═════ Given data

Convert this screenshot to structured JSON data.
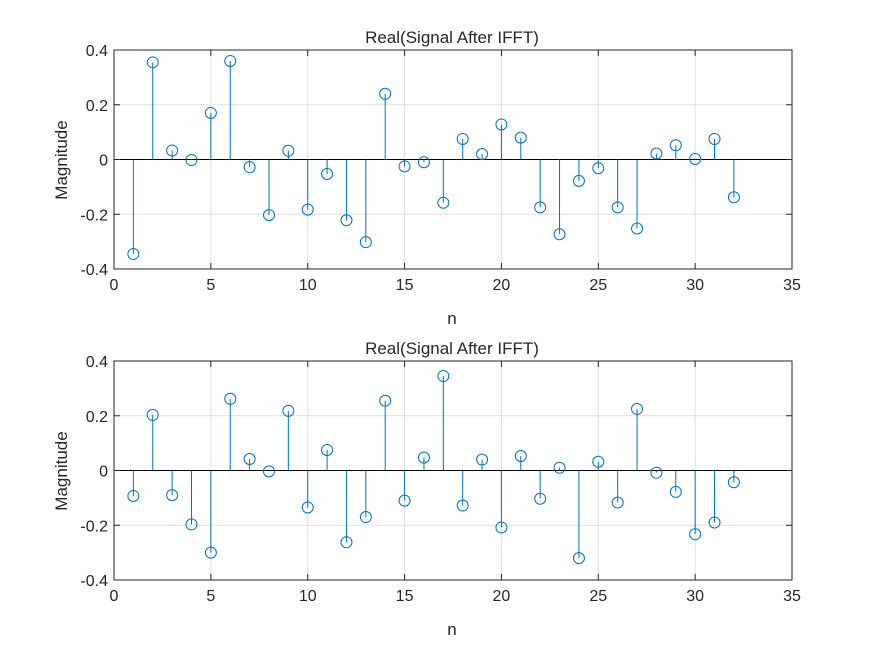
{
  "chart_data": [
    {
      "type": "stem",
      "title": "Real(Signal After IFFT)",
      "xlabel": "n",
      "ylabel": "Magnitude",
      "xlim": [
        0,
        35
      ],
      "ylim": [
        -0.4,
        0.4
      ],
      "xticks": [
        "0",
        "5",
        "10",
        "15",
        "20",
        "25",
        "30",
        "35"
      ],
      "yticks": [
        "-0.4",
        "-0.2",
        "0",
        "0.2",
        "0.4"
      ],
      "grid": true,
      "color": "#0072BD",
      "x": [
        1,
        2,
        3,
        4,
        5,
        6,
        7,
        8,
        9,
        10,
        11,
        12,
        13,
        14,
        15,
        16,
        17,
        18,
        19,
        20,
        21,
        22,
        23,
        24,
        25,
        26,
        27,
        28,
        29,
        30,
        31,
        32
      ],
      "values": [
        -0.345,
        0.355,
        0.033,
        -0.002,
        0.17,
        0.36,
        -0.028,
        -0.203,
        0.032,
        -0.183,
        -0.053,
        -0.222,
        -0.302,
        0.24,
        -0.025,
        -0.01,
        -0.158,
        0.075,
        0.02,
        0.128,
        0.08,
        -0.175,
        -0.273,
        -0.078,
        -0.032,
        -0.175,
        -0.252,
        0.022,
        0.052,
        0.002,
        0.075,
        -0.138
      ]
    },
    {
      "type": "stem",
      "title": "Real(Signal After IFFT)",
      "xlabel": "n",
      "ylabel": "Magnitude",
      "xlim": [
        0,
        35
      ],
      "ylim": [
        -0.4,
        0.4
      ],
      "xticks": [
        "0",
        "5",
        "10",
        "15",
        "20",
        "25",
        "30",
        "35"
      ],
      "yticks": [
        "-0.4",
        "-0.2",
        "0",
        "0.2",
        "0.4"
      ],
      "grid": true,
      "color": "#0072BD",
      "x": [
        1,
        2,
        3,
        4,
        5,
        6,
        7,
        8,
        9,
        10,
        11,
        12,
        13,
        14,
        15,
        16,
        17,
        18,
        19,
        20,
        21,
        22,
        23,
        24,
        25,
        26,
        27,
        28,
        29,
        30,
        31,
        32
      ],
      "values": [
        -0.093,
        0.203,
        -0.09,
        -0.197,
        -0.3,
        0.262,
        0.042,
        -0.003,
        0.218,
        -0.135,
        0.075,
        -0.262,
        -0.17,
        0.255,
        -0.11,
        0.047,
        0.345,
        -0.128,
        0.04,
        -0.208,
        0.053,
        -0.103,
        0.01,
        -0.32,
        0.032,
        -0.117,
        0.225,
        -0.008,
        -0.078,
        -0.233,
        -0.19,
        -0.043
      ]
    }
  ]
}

══════════
═════ Given data

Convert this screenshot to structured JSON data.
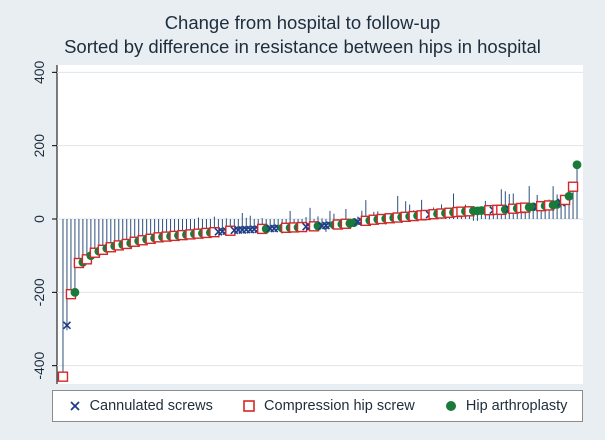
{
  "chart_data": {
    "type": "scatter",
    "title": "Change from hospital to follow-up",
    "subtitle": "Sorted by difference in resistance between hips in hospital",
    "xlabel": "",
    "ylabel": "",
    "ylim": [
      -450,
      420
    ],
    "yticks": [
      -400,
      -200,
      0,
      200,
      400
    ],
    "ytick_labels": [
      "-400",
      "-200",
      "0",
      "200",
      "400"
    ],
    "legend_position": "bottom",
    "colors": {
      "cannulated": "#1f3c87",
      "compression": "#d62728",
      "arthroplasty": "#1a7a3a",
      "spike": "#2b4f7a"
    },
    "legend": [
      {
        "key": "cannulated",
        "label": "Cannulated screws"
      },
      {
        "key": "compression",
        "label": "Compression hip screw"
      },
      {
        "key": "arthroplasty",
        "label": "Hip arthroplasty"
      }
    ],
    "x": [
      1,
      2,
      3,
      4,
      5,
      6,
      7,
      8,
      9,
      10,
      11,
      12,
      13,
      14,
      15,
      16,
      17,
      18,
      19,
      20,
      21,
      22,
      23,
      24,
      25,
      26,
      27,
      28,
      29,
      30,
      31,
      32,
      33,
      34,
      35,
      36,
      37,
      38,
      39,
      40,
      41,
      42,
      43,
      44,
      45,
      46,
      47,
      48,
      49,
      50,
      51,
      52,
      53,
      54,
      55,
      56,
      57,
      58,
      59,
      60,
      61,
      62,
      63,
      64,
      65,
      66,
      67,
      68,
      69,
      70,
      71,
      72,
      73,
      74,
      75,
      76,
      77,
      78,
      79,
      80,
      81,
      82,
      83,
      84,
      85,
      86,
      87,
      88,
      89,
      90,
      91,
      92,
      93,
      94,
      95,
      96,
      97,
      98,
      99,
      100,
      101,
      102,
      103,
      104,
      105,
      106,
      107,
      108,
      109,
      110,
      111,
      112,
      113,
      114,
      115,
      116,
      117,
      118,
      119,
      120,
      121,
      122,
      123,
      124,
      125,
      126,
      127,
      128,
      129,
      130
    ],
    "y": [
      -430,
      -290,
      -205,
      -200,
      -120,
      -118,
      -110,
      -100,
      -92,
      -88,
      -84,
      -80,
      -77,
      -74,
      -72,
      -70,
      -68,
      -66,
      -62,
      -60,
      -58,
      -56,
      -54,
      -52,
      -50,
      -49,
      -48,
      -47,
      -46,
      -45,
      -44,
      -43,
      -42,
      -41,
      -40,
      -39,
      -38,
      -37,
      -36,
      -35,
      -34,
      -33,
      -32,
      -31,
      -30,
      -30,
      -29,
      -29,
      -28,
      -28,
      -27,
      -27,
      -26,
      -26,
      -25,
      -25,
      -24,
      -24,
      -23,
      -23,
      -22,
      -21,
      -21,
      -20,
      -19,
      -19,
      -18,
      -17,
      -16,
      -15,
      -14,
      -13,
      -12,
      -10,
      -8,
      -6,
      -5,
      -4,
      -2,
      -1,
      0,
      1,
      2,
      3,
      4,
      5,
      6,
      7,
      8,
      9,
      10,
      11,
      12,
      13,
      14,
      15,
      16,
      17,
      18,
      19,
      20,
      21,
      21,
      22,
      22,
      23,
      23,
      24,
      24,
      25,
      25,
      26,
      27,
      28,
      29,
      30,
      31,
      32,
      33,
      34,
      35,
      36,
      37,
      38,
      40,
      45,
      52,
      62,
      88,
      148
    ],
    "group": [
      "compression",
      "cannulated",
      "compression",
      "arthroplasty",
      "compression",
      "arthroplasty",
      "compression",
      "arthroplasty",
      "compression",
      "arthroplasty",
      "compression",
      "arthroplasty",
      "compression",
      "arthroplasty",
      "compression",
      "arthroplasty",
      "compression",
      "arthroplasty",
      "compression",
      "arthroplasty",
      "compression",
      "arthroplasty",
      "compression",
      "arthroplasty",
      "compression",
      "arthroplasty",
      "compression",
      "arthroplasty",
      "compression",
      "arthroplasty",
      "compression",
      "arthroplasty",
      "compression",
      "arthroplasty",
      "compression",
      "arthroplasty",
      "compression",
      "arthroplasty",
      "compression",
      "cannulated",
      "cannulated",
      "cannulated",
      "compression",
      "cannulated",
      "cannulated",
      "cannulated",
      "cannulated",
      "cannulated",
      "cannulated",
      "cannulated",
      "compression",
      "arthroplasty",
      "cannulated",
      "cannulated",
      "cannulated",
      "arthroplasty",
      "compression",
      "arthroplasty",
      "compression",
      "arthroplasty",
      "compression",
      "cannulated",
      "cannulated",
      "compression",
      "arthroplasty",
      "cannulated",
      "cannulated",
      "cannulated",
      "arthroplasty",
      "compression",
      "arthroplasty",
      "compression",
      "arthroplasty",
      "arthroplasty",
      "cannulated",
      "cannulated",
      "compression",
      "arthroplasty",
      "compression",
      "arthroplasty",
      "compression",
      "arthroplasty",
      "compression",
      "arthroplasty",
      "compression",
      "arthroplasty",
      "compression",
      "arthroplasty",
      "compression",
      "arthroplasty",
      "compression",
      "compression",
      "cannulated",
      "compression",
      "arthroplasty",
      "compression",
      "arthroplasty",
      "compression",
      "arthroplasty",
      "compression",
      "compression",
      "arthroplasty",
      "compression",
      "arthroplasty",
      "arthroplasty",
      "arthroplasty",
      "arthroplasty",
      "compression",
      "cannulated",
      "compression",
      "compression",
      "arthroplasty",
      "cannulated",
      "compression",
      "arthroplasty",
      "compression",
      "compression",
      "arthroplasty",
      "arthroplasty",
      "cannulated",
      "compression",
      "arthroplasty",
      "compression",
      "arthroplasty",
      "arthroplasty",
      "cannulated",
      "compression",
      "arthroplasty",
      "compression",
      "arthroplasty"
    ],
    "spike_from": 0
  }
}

══════════

▸ **Work to complete**: Read the data above and pull out each line that holds the string "hospital".

▸ **Task answer**:
    "title": "Change from hospital to follow-up",
    "subtitle": "Sorted by difference in resistance between hips in hospital",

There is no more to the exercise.